◆ Source records ◆
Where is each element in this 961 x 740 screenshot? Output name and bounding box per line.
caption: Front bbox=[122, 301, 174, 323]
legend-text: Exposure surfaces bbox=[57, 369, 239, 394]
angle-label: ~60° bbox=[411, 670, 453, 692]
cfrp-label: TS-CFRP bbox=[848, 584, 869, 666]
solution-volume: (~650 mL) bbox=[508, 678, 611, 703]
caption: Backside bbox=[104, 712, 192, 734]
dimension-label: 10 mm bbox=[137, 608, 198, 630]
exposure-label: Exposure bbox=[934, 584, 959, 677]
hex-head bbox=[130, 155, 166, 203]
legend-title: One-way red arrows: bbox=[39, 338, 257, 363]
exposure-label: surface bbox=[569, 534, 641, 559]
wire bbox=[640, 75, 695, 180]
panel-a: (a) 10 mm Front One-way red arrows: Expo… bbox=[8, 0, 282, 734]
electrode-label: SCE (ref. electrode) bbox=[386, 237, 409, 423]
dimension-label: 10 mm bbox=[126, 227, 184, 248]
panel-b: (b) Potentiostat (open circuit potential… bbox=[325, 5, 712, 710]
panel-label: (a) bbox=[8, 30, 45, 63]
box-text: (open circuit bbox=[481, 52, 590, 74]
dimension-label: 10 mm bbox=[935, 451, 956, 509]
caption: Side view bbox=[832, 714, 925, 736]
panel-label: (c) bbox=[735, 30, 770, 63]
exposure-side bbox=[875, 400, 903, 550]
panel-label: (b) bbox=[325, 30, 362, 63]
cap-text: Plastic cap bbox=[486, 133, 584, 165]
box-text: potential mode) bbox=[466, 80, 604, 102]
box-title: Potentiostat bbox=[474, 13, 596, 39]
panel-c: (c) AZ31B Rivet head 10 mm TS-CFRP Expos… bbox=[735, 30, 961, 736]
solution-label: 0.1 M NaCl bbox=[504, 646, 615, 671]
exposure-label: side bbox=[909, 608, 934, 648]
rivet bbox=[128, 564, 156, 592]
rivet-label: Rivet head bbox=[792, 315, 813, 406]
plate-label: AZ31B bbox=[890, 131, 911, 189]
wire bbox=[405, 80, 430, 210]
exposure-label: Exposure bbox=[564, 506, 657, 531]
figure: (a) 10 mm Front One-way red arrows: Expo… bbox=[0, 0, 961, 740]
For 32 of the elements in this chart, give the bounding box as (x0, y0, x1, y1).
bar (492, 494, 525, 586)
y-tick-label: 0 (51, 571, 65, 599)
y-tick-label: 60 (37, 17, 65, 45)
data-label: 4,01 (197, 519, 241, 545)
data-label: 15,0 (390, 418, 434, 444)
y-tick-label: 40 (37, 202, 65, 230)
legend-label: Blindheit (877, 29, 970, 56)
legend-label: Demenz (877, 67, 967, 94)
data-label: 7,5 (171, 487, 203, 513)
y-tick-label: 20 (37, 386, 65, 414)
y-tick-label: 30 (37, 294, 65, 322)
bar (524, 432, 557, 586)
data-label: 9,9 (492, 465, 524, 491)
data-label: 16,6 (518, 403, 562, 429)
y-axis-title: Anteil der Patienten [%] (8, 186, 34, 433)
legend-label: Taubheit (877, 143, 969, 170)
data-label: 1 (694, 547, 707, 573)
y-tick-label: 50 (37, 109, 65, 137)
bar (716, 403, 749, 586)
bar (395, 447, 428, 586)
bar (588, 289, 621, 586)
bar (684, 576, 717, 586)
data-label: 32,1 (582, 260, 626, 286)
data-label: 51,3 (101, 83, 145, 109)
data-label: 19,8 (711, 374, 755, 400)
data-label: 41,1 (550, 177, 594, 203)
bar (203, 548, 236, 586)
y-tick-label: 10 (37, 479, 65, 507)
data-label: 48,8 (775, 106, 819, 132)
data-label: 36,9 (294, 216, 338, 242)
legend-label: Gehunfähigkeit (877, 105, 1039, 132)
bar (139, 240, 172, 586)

◆ To do ◆
Rewrite the lines from the first one through the line that contains "cfrp-label: TS-CFRP bbox=[848, 584, 869, 666]", changing "Exposure surfaces" to "Exposed surfaces" and leaving everything else as it is.

◆ Solution for this exercise ◆
Where is each element in this 961 x 740 screenshot? Output name and bounding box per line.
caption: Front bbox=[122, 301, 174, 323]
legend-text: Exposed surfaces bbox=[57, 369, 239, 394]
angle-label: ~60° bbox=[411, 670, 453, 692]
cfrp-label: TS-CFRP bbox=[848, 584, 869, 666]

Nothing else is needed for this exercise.